**Aim**:
Return, word for word, the part of the customs valuation memorandum that opens with the words "3. As explained" and closes with "and other vessels.".

**Selected text**:
◆ ◆ ◆ ◆ ◆

This memorandum outlines and explains the manner in which the value for duty of used automobiles and motor vehicles and boats and other vessels is to be determined.
Guidelines and general information
Customs Tariff – Used automobiles and motor vehicles
1. The Customs Tariff, its schedule and certain tariff relief measures, deal specifically with new and used automobiles and motor vehicles (herein referred to as “vehicles”) in terms of their eligibility for importation and their tariff treatment when imported by settlers or returning residents. The Canada Border Services Agency (CBSA) maintains several publications that provide guidance on importations of such vehicles:
- (a) Memorandum D2-2-1, Settlers’ Effects – Tariff Item No. 9807.00.00, addresses the subject of vehicles imported by settlers
- (b) Memorandum D2-3-2, Former Residents of Canada – Tariff Item No.–9805.00.00, deals with importations by returning residents
- (c) Memorandum D9-1-11, Importation of Used or Second-hand Motor Vehicles, provides information on which vehicles are eligible for importation
- (d) Memorandum D19-12-1, Importation of vehicles, explains conditions under which vehicles can be imported
2. A value for duty must be established for all imported goods without regard to either the Customs Tariff or tariff treatment relief provisions accorded to particular products or individuals. In other words, the tariff classification or tariff relief matter has no bearing on the manner of determining the value for duty.
3. As explained in Memorandum D13-3-1, Methods of Determining Value for Duty, when determining the value for duty, the six methods of valuation must be applied in sequential order. The Customs Valuation Handbook may also be consulted for general information on the application of the various customs valuation methods. The following paragraphs provide information to assist in the application of these methods for purposes of determining the value for duty of used vehicles, boats and other vessels.
Transaction value method
4. In all cases where a new or used vehicle or boat is “sold for export to Canada”, and the sale meets all of the requirements set out in section 48 of the Customs Act (the Act), the price paid or payable must be used as the basis for determining the value for duty. Refer to Memorandum D13-4-1, Transaction Value Method of Valuation, for further information.
5. Where vehicle or boat, new or used, is imported within 30 days of the date of delivery to the purchaser, the value for duty will be based on the purchase price as the basis for establishing a transaction value. A sale for export to Canada is considered to have occurred, and any use of the vehicle or boat prior to importation will be regarded as being incidental to delivery of the vehicle or boat to Canada. However, if the purchase of the vehicle or boat includes a reduction in price given by the dealer for a trade-in, the transaction value method cannot be used (refer to the “Trade-Ins” section below).

◆ ◆ ◆ ◆ ◆

**Source excerpt**:
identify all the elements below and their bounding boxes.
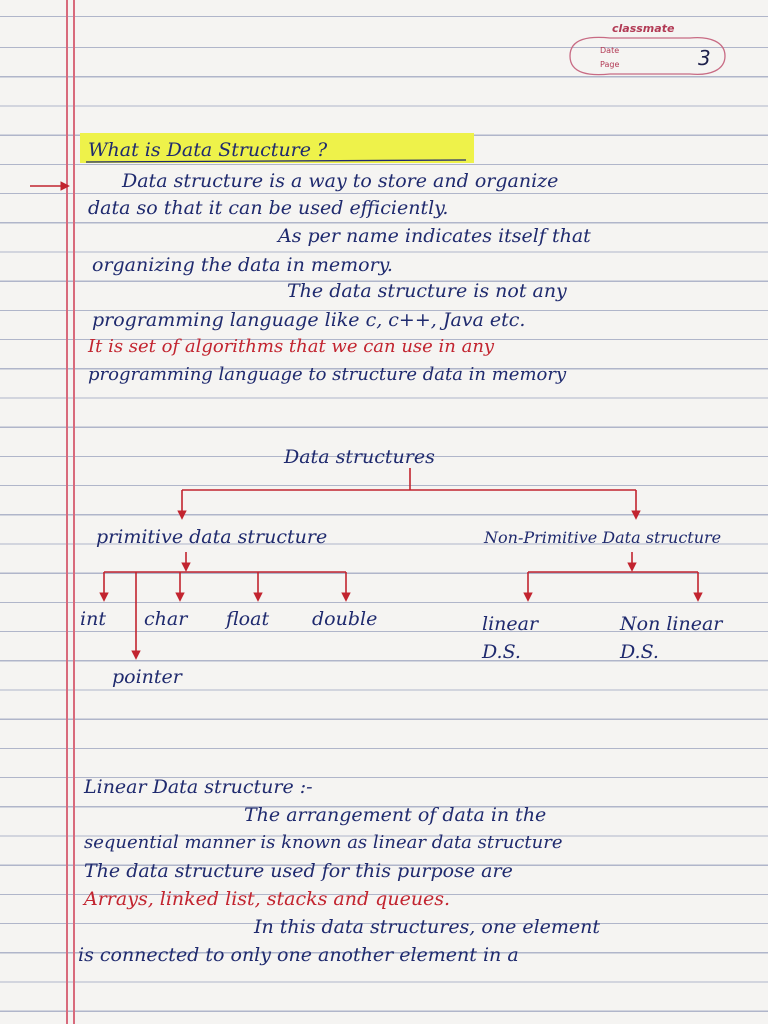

◆ ◆ ◆ ◆ ◆

**Solution to the exercise**:
3. As explained in Memorandum D13-3-1, Methods of Determining Value for Duty, when determining the value for duty, the six methods of valuation must be applied in sequential order. The Customs Valuation Handbook may also be consulted for general information on the application of the various customs valuation methods. The following paragraphs provide information to assist in the application of these methods for purposes of determining the value for duty of used vehicles, boats and other vessels.